### SUPPLIED MATERIAL
== == ==
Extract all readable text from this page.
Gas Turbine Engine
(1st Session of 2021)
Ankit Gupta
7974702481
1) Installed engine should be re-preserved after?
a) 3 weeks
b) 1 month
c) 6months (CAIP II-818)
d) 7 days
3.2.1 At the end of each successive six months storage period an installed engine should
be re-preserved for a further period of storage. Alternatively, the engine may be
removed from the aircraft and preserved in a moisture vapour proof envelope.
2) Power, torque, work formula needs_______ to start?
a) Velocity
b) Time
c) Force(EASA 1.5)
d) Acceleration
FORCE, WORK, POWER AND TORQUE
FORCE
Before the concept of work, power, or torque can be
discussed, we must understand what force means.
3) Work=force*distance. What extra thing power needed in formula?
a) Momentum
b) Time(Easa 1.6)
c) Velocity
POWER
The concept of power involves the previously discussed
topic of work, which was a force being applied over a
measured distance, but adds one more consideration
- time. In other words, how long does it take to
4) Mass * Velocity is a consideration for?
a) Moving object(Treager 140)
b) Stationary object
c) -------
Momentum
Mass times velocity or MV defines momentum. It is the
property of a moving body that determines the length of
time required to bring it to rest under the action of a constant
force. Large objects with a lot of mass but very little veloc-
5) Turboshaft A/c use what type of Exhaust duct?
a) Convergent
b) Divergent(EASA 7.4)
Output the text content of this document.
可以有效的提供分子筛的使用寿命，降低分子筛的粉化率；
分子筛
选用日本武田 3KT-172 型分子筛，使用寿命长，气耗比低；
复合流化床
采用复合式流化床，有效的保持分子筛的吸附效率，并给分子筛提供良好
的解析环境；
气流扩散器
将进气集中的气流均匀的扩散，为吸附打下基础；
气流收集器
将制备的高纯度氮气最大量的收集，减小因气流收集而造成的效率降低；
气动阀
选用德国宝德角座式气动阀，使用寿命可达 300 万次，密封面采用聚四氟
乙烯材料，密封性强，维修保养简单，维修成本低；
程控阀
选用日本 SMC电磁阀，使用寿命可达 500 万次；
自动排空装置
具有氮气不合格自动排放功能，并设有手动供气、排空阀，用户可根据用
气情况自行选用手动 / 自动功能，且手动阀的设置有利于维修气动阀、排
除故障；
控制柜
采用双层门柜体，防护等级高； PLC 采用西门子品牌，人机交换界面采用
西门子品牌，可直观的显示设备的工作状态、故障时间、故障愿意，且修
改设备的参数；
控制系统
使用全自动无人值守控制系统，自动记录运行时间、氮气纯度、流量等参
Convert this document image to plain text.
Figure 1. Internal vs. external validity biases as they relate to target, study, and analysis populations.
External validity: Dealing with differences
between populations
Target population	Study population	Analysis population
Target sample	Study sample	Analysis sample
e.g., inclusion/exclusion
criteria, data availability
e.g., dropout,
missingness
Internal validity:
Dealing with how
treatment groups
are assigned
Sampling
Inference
== == ==
### PROBLEM DESCRIPTION
Give back the whole listing exactly as it reads.

### FINISHED TASK
Extract all readable text from this page.
Gas Turbine Engine
(1st Session of 2021)
Ankit Gupta
7974702481
1) Installed engine should be re-preserved after?
a) 3 weeks
b) 1 month
c) 6months (CAIP II-818)
d) 7 days
3.2.1 At the end of each successive six months storage period an installed engine should
be re-preserved for a further period of storage. Alternatively, the engine may be
removed from the aircraft and preserved in a moisture vapour proof envelope.
2) Power, torque, work formula needs_______ to start?
a) Velocity
b) Time
c) Force(EASA 1.5)
d) Acceleration
FORCE, WORK, POWER AND TORQUE
FORCE
Before the concept of work, power, or torque can be
discussed, we must understand what force means.
3) Work=force*distance. What extra thing power needed in formula?
a) Momentum
b) Time(Easa 1.6)
c) Velocity
POWER
The concept of power involves the previously discussed
topic of work, which was a force being applied over a
measured distance, but adds one more consideration
- time. In other words, how long does it take to
4) Mass * Velocity is a consideration for?
a) Moving object(Treager 140)
b) Stationary object
c) -------
Momentum
Mass times velocity or MV defines momentum. It is the
property of a moving body that determines the length of
time required to bring it to rest under the action of a constant
force. Large objects with a lot of mass but very little veloc-
5) Turboshaft A/c use what type of Exhaust duct?
a) Convergent
b) Divergent(EASA 7.4)
Output the text content of this document.
可以有效的提供分子筛的使用寿命，降低分子筛的粉化率；
分子筛
选用日本武田 3KT-172 型分子筛，使用寿命长，气耗比低；
复合流化床
采用复合式流化床，有效的保持分子筛的吸附效率，并给分子筛提供良好
的解析环境；
气流扩散器
将进气集中的气流均匀的扩散，为吸附打下基础；
气流收集器
将制备的高纯度氮气最大量的收集，减小因气流收集而造成的效率降低；
气动阀
选用德国宝德角座式气动阀，使用寿命可达 300 万次，密封面采用聚四氟
乙烯材料，密封性强，维修保养简单，维修成本低；
程控阀
选用日本 SMC电磁阀，使用寿命可达 500 万次；
自动排空装置
具有氮气不合格自动排放功能，并设有手动供气、排空阀，用户可根据用
气情况自行选用手动 / 自动功能，且手动阀的设置有利于维修气动阀、排
除故障；
控制柜
采用双层门柜体，防护等级高； PLC 采用西门子品牌，人机交换界面采用
西门子品牌，可直观的显示设备的工作状态、故障时间、故障愿意，且修
改设备的参数；
控制系统
使用全自动无人值守控制系统，自动记录运行时间、氮气纯度、流量等参
Convert this document image to plain text.
Figure 1. Internal vs. external validity biases as they relate to target, study, and analysis populations.
External validity: Dealing with differences
between populations
Target population	Study population	Analysis population
Target sample	Study sample	Analysis sample
e.g., inclusion/exclusion
criteria, data availability
e.g., dropout,
missingness
Internal validity:
Dealing with how
treatment groups
are assigned
Sampling
Inference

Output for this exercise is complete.